**Written exercise**
From the entries that follow, list every line in which the string "Windows" appears.

[Data records]
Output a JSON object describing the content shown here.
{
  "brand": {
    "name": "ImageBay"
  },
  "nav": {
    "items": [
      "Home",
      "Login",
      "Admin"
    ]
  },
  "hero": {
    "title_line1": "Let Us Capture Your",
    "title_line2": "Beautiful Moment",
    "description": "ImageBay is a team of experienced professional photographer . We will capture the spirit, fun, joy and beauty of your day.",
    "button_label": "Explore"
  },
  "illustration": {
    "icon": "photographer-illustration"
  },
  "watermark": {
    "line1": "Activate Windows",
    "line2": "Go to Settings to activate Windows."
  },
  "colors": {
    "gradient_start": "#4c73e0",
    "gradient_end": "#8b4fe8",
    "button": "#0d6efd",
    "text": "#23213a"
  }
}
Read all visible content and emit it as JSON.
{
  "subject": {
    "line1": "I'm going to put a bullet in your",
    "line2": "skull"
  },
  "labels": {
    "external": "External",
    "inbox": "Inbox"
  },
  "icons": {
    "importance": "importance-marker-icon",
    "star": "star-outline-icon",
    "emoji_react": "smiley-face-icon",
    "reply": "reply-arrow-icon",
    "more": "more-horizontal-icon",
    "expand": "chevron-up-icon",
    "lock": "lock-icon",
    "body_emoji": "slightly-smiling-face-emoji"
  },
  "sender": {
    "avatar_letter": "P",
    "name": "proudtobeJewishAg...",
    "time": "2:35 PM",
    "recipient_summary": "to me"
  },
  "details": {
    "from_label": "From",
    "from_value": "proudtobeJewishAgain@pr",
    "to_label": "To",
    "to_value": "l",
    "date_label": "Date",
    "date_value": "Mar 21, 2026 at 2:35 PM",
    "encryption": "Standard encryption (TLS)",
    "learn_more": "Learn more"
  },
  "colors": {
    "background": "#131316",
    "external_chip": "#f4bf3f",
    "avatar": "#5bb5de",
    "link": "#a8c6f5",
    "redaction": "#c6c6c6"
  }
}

**Exercise output**
    "line1": "Activate Windows",
    "line2": "Go to Settings to activate Windows."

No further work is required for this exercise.